* [WORK TO BE COMPLETED]:
Pick out every line holding the string "this" and copy it.
* * *
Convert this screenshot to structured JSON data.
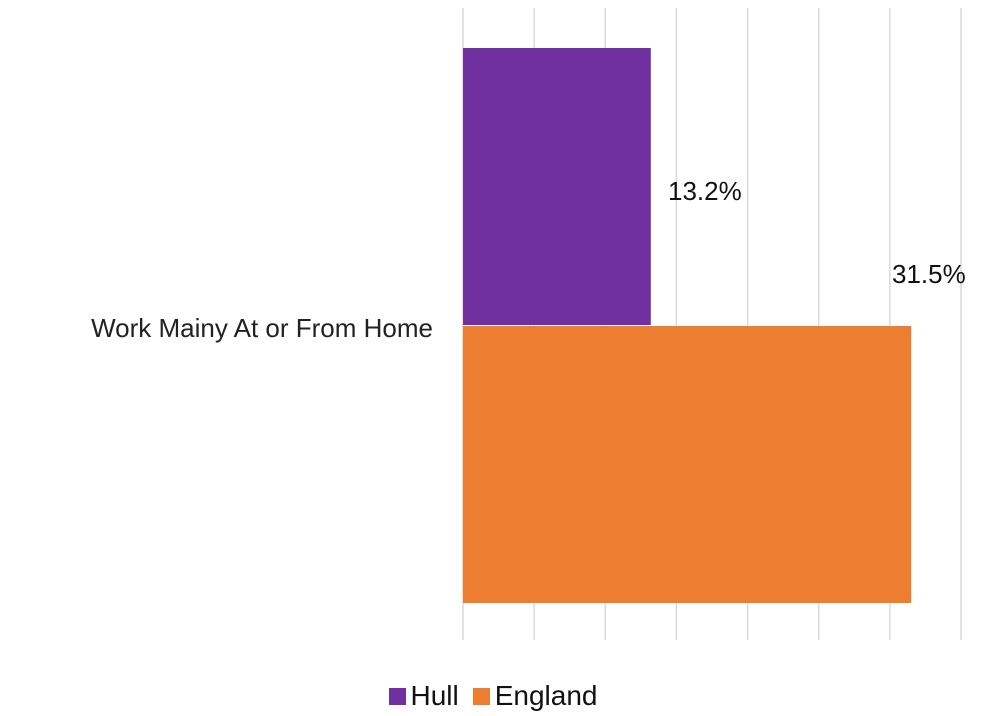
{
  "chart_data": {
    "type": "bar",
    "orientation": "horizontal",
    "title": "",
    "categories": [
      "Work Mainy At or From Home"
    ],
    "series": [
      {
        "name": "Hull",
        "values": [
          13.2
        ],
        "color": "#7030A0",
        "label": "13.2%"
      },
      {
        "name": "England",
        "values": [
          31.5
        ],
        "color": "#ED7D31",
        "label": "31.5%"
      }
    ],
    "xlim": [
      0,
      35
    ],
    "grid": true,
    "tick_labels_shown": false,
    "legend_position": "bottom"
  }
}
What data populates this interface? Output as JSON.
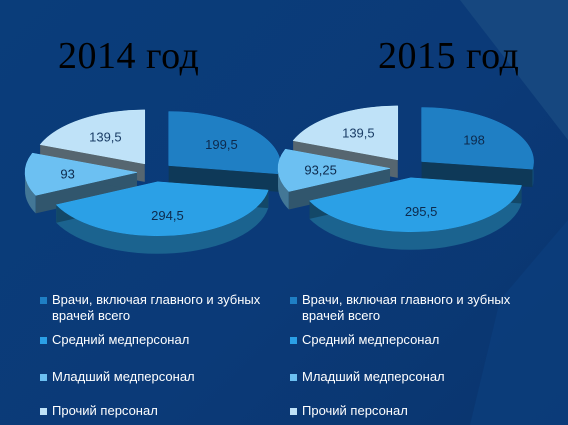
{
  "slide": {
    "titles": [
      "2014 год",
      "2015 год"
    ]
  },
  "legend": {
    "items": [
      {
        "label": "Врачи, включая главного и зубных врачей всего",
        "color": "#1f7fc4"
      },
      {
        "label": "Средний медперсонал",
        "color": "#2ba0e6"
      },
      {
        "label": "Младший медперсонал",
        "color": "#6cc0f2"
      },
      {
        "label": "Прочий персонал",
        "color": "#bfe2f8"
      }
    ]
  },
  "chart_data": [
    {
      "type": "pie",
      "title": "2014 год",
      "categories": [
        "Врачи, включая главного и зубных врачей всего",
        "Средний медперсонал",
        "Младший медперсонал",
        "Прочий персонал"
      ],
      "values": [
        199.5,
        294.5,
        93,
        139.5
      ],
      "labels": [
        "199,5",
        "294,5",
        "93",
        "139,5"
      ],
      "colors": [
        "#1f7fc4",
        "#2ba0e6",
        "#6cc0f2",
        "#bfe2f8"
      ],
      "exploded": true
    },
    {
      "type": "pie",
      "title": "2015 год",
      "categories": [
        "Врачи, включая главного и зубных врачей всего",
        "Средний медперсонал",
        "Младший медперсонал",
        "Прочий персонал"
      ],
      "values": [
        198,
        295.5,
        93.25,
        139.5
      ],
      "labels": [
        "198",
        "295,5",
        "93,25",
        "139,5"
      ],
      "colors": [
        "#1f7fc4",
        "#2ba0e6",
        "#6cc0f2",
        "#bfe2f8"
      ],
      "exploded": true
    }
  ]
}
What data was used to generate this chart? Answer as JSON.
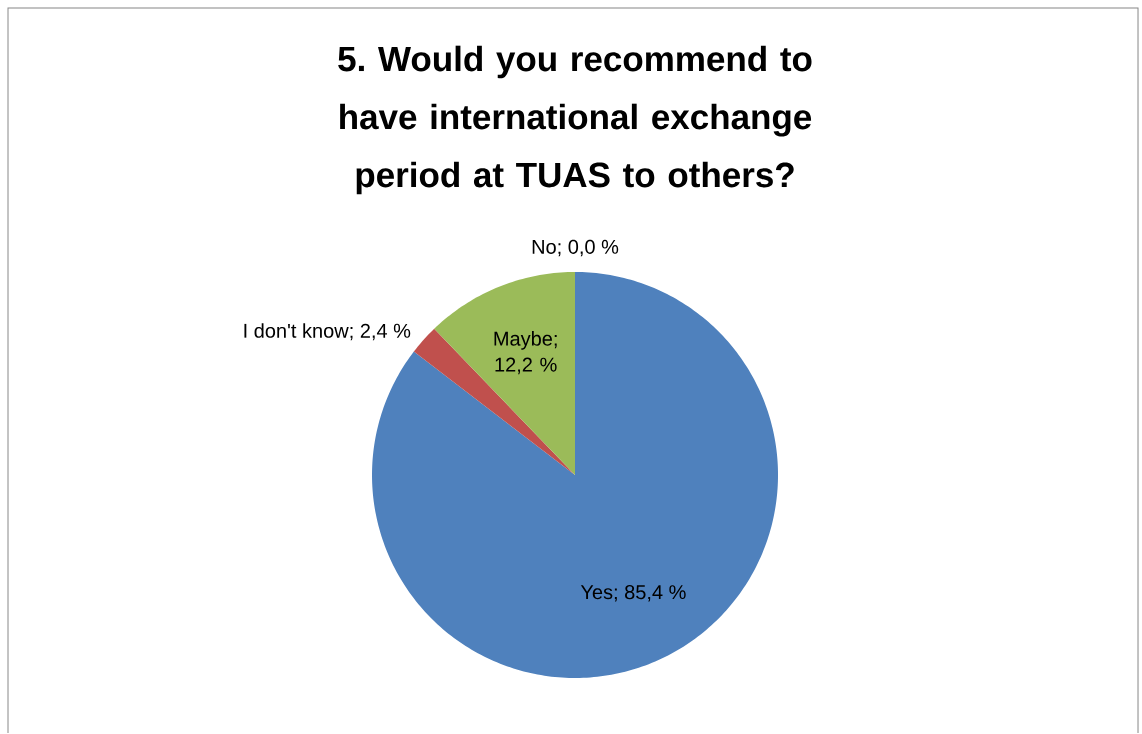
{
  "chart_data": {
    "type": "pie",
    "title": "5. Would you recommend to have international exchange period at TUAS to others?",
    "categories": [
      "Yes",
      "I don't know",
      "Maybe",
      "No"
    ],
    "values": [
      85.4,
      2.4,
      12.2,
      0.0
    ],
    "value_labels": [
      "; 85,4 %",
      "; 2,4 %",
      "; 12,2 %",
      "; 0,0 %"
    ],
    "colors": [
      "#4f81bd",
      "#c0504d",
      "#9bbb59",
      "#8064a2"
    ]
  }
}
* * *
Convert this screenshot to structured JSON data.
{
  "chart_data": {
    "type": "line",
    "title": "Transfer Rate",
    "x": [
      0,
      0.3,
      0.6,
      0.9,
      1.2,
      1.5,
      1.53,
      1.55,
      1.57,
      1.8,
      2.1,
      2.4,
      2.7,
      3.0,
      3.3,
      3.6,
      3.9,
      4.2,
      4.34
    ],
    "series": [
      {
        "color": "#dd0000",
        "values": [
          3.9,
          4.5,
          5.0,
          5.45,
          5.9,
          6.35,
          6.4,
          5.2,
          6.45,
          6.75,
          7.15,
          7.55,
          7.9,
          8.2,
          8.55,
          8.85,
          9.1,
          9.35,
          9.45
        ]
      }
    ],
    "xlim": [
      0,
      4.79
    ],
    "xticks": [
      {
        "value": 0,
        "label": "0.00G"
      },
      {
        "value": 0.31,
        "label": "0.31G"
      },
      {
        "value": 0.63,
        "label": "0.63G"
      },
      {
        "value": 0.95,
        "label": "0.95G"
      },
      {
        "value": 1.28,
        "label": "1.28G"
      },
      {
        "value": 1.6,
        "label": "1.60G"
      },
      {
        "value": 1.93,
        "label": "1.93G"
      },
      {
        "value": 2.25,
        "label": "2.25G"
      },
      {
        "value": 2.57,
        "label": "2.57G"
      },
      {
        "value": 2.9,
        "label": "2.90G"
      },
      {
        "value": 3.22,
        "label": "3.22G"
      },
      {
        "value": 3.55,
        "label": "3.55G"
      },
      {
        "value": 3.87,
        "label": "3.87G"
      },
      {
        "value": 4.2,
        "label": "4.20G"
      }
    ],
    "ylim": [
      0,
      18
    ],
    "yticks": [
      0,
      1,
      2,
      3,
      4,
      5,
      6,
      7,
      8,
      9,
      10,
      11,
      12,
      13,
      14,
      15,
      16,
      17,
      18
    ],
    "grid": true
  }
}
* * *
* [FULL RESPONSE]:
Convert this screenshot to structured JSON data.
What data populates this interface? Output as JSON.
What data was used to generate this chart? Answer as JSON.
Convert this screenshot to structured JSON data.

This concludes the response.